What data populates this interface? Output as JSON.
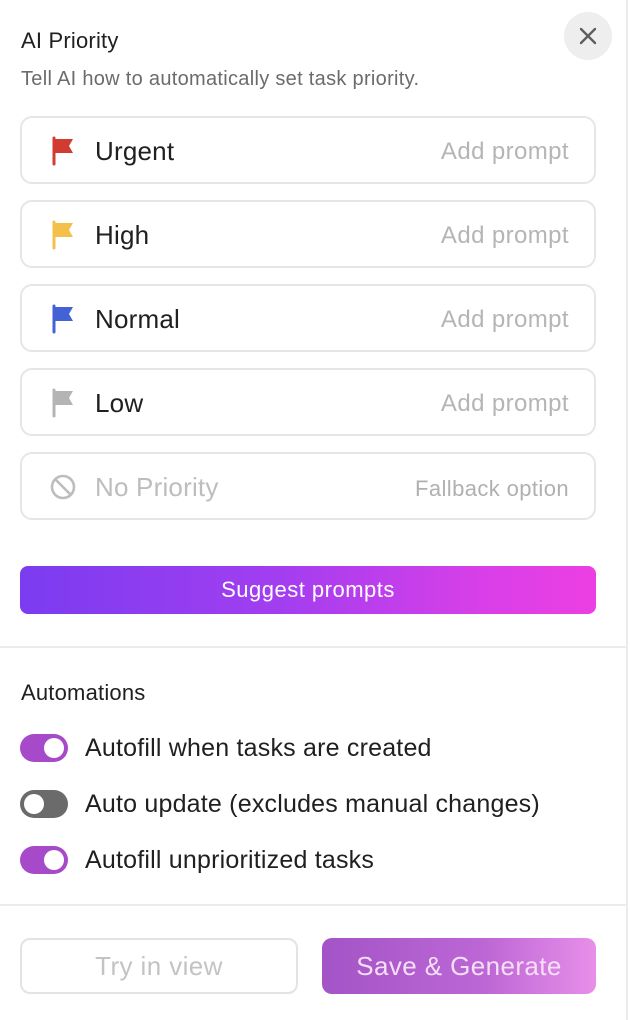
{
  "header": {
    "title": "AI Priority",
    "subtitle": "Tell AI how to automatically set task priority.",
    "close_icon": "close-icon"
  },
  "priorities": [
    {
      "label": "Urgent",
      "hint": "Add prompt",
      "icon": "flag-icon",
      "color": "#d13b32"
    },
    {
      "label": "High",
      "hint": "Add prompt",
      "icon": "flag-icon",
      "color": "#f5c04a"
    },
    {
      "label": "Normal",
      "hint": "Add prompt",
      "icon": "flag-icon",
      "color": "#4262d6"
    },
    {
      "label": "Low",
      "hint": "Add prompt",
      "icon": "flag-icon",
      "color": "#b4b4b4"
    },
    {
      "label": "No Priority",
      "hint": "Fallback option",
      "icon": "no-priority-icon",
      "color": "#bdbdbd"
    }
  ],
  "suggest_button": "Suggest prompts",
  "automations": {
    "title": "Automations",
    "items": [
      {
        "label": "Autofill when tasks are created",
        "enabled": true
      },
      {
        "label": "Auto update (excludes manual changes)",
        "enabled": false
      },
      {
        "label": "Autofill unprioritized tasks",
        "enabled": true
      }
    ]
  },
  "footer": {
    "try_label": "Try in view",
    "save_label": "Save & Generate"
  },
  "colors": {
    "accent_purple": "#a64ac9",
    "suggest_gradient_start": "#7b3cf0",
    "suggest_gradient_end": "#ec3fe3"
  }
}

******

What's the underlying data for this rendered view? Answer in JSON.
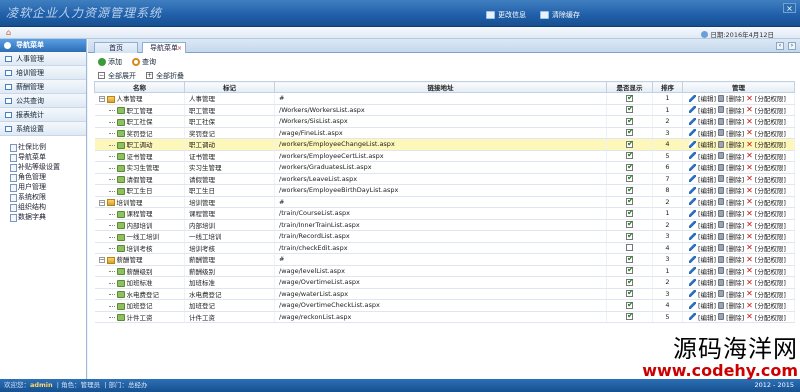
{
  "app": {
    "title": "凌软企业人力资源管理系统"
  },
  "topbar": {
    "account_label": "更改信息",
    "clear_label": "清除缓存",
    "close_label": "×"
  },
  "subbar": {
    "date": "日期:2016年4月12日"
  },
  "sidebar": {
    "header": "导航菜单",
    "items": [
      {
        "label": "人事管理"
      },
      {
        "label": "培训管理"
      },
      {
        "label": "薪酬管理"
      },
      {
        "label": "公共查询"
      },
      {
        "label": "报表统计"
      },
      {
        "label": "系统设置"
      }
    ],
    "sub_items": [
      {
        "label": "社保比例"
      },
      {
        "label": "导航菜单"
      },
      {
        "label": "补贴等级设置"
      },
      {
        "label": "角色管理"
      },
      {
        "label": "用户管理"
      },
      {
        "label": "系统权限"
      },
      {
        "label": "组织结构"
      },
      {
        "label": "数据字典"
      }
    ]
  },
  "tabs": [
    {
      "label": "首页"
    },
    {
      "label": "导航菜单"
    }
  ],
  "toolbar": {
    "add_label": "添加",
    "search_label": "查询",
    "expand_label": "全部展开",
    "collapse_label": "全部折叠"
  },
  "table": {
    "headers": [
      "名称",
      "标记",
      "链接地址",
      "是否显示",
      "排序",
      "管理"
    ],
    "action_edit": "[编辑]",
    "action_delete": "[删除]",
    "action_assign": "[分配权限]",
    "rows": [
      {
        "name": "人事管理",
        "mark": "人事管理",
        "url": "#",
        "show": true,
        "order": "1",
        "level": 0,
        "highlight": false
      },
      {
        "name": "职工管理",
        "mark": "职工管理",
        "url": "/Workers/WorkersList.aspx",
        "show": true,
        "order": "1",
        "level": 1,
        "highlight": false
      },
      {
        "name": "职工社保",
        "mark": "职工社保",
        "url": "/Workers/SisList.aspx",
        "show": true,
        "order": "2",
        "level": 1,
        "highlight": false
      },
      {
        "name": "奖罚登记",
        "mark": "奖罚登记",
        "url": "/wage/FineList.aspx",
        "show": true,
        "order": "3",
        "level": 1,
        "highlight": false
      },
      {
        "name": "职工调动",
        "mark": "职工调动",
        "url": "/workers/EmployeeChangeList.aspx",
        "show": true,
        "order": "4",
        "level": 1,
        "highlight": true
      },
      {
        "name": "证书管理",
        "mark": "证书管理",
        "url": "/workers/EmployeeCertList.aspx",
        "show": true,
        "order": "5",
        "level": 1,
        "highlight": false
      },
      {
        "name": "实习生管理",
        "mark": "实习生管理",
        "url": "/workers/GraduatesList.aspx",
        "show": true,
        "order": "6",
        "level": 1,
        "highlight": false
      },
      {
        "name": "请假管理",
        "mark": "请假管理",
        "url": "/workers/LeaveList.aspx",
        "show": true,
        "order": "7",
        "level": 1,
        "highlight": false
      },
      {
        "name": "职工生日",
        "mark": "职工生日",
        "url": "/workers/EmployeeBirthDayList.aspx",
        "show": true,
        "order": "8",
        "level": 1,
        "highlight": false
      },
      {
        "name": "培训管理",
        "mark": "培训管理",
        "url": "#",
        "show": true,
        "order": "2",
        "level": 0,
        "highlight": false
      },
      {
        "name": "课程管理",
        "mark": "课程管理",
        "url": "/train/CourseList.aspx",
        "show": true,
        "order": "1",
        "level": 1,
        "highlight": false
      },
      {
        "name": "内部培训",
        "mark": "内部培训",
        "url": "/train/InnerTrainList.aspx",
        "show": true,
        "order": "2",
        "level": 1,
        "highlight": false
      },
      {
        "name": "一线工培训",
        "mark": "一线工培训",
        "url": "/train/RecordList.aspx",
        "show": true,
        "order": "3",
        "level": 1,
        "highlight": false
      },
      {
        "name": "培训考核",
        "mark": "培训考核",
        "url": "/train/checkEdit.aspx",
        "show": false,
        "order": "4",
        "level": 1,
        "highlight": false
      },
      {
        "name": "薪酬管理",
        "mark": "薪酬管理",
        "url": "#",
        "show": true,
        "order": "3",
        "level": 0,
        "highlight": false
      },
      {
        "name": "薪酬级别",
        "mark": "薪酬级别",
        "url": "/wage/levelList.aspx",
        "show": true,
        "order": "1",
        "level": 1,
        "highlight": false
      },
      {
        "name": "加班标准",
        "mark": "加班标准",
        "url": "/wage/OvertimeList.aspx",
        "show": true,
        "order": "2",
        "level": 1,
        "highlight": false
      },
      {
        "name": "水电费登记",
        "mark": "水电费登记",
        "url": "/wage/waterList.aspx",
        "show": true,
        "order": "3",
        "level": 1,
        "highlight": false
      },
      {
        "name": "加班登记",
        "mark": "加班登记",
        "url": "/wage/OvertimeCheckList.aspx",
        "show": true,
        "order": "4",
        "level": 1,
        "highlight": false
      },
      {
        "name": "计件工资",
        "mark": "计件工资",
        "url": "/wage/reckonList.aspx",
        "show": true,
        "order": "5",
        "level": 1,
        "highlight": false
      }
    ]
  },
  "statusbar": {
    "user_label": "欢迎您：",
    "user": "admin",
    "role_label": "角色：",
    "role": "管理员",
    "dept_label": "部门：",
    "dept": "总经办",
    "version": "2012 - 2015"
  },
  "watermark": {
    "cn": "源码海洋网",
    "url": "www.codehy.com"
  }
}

******

Work to be completed:
The answer is one number: how many lines of the material above contain "view".

Answer below:
2